- _Given request_
Set down the material once more, exactly as it appears.

— Start Information provided —

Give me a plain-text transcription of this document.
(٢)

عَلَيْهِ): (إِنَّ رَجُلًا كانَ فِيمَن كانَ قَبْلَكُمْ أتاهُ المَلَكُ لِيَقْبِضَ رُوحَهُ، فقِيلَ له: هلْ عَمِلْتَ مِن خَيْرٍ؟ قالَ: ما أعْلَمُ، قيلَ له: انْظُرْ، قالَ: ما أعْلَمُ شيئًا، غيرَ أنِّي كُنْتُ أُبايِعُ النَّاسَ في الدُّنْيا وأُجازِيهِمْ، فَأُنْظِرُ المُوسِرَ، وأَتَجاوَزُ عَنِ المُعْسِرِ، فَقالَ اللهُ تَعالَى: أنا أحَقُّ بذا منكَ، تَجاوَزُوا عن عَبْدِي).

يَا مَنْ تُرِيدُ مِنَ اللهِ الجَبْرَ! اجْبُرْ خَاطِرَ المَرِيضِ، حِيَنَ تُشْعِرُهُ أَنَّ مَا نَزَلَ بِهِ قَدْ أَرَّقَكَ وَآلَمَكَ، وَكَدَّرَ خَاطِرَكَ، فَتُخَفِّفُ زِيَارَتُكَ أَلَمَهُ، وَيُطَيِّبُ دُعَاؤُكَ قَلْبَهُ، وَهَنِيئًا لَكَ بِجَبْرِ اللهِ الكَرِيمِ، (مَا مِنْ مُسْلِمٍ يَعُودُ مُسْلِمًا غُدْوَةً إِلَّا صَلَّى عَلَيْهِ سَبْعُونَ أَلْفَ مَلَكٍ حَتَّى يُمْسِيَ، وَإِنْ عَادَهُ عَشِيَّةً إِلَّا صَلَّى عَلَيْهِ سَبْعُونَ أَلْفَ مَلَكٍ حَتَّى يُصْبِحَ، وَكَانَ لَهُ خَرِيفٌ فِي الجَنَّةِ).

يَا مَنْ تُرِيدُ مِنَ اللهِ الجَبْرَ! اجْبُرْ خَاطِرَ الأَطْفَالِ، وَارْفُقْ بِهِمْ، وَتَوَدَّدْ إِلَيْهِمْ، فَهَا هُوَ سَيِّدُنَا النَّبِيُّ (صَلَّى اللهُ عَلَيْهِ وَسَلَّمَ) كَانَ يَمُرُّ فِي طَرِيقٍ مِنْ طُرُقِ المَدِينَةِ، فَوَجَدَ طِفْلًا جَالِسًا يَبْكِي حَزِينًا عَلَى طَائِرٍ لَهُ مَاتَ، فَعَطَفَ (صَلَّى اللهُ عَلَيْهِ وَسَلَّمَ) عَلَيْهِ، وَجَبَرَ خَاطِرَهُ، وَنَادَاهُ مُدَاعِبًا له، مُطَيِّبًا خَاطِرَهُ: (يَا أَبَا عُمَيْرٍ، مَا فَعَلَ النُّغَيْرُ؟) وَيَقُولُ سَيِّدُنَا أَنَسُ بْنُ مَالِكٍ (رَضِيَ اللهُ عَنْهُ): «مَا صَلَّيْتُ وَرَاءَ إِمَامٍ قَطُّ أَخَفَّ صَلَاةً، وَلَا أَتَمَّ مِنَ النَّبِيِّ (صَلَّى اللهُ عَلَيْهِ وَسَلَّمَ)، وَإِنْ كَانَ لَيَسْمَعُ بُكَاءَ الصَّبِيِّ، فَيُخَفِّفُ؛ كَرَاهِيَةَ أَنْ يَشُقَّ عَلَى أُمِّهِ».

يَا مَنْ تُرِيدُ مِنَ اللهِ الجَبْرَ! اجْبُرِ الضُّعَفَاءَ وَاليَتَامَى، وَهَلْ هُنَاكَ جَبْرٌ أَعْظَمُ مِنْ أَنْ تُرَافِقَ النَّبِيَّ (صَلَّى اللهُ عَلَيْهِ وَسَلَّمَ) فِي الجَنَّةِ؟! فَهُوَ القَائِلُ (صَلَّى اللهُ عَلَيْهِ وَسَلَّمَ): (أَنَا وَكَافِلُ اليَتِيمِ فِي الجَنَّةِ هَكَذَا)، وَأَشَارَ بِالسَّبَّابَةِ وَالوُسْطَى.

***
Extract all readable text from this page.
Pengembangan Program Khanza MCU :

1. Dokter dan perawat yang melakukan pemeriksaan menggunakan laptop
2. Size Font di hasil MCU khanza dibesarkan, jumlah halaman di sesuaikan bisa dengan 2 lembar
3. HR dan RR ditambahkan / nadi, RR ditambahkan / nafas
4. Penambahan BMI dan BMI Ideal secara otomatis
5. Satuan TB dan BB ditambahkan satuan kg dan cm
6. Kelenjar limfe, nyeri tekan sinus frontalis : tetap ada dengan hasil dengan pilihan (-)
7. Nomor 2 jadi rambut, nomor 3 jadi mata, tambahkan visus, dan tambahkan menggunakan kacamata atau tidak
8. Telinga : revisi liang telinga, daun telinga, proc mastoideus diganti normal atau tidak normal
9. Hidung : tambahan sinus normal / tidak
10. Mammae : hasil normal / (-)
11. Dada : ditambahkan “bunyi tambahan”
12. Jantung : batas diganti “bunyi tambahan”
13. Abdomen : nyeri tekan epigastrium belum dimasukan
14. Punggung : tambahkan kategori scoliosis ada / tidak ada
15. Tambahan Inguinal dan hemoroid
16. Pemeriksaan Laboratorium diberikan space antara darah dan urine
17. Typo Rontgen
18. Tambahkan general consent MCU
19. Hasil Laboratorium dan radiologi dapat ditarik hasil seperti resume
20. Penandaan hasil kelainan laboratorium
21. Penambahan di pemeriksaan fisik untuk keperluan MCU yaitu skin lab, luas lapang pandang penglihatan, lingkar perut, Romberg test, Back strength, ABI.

— End Information provided —

- _Output for this task_
Give me a plain-text transcription of this document.
(٢)

عَلَيْهِ): (إِنَّ رَجُلًا كانَ فِيمَن كانَ قَبْلَكُمْ أتاهُ المَلَكُ لِيَقْبِضَ رُوحَهُ، فقِيلَ له: هلْ عَمِلْتَ مِن خَيْرٍ؟ قالَ: ما أعْلَمُ، قيلَ له: انْظُرْ، قالَ: ما أعْلَمُ شيئًا، غيرَ أنِّي كُنْتُ أُبايِعُ النَّاسَ في الدُّنْيا وأُجازِيهِمْ، فَأُنْظِرُ المُوسِرَ، وأَتَجاوَزُ عَنِ المُعْسِرِ، فَقالَ اللهُ تَعالَى: أنا أحَقُّ بذا منكَ، تَجاوَزُوا عن عَبْدِي).

يَا مَنْ تُرِيدُ مِنَ اللهِ الجَبْرَ! اجْبُرْ خَاطِرَ المَرِيضِ، حِيَنَ تُشْعِرُهُ أَنَّ مَا نَزَلَ بِهِ قَدْ أَرَّقَكَ وَآلَمَكَ، وَكَدَّرَ خَاطِرَكَ، فَتُخَفِّفُ زِيَارَتُكَ أَلَمَهُ، وَيُطَيِّبُ دُعَاؤُكَ قَلْبَهُ، وَهَنِيئًا لَكَ بِجَبْرِ اللهِ الكَرِيمِ، (مَا مِنْ مُسْلِمٍ يَعُودُ مُسْلِمًا غُدْوَةً إِلَّا صَلَّى عَلَيْهِ سَبْعُونَ أَلْفَ مَلَكٍ حَتَّى يُمْسِيَ، وَإِنْ عَادَهُ عَشِيَّةً إِلَّا صَلَّى عَلَيْهِ سَبْعُونَ أَلْفَ مَلَكٍ حَتَّى يُصْبِحَ، وَكَانَ لَهُ خَرِيفٌ فِي الجَنَّةِ).

يَا مَنْ تُرِيدُ مِنَ اللهِ الجَبْرَ! اجْبُرْ خَاطِرَ الأَطْفَالِ، وَارْفُقْ بِهِمْ، وَتَوَدَّدْ إِلَيْهِمْ، فَهَا هُوَ سَيِّدُنَا النَّبِيُّ (صَلَّى اللهُ عَلَيْهِ وَسَلَّمَ) كَانَ يَمُرُّ فِي طَرِيقٍ مِنْ طُرُقِ المَدِينَةِ، فَوَجَدَ طِفْلًا جَالِسًا يَبْكِي حَزِينًا عَلَى طَائِرٍ لَهُ مَاتَ، فَعَطَفَ (صَلَّى اللهُ عَلَيْهِ وَسَلَّمَ) عَلَيْهِ، وَجَبَرَ خَاطِرَهُ، وَنَادَاهُ مُدَاعِبًا له، مُطَيِّبًا خَاطِرَهُ: (يَا أَبَا عُمَيْرٍ، مَا فَعَلَ النُّغَيْرُ؟) وَيَقُولُ سَيِّدُنَا أَنَسُ بْنُ مَالِكٍ (رَضِيَ اللهُ عَنْهُ): «مَا صَلَّيْتُ وَرَاءَ إِمَامٍ قَطُّ أَخَفَّ صَلَاةً، وَلَا أَتَمَّ مِنَ النَّبِيِّ (صَلَّى اللهُ عَلَيْهِ وَسَلَّمَ)، وَإِنْ كَانَ لَيَسْمَعُ بُكَاءَ الصَّبِيِّ، فَيُخَفِّفُ؛ كَرَاهِيَةَ أَنْ يَشُقَّ عَلَى أُمِّهِ».

يَا مَنْ تُرِيدُ مِنَ اللهِ الجَبْرَ! اجْبُرِ الضُّعَفَاءَ وَاليَتَامَى، وَهَلْ هُنَاكَ جَبْرٌ أَعْظَمُ مِنْ أَنْ تُرَافِقَ النَّبِيَّ (صَلَّى اللهُ عَلَيْهِ وَسَلَّمَ) فِي الجَنَّةِ؟! فَهُوَ القَائِلُ (صَلَّى اللهُ عَلَيْهِ وَسَلَّمَ): (أَنَا وَكَافِلُ اليَتِيمِ فِي الجَنَّةِ هَكَذَا)، وَأَشَارَ بِالسَّبَّابَةِ وَالوُسْطَى.

***
Extract all readable text from this page.
Pengembangan Program Khanza MCU :

1. Dokter dan perawat yang melakukan pemeriksaan menggunakan laptop
2. Size Font di hasil MCU khanza dibesarkan, jumlah halaman di sesuaikan bisa dengan 2 lembar
3. HR dan RR ditambahkan / nadi, RR ditambahkan / nafas
4. Penambahan BMI dan BMI Ideal secara otomatis
5. Satuan TB dan BB ditambahkan satuan kg dan cm
6. Kelenjar limfe, nyeri tekan sinus frontalis : tetap ada dengan hasil dengan pilihan (-)
7. Nomor 2 jadi rambut, nomor 3 jadi mata, tambahkan visus, dan tambahkan menggunakan kacamata atau tidak
8. Telinga : revisi liang telinga, daun telinga, proc mastoideus diganti normal atau tidak normal
9. Hidung : tambahan sinus normal / tidak
10. Mammae : hasil normal / (-)
11. Dada : ditambahkan “bunyi tambahan”
12. Jantung : batas diganti “bunyi tambahan”
13. Abdomen : nyeri tekan epigastrium belum dimasukan
14. Punggung : tambahkan kategori scoliosis ada / tidak ada
15. Tambahan Inguinal dan hemoroid
16. Pemeriksaan Laboratorium diberikan space antara darah dan urine
17. Typo Rontgen
18. Tambahkan general consent MCU
19. Hasil Laboratorium dan radiologi dapat ditarik hasil seperti resume
20. Penandaan hasil kelainan laboratorium
21. Penambahan di pemeriksaan fisik untuk keperluan MCU yaitu skin lab, luas lapang pandang penglihatan, lingkar perut, Romberg test, Back strength, ABI.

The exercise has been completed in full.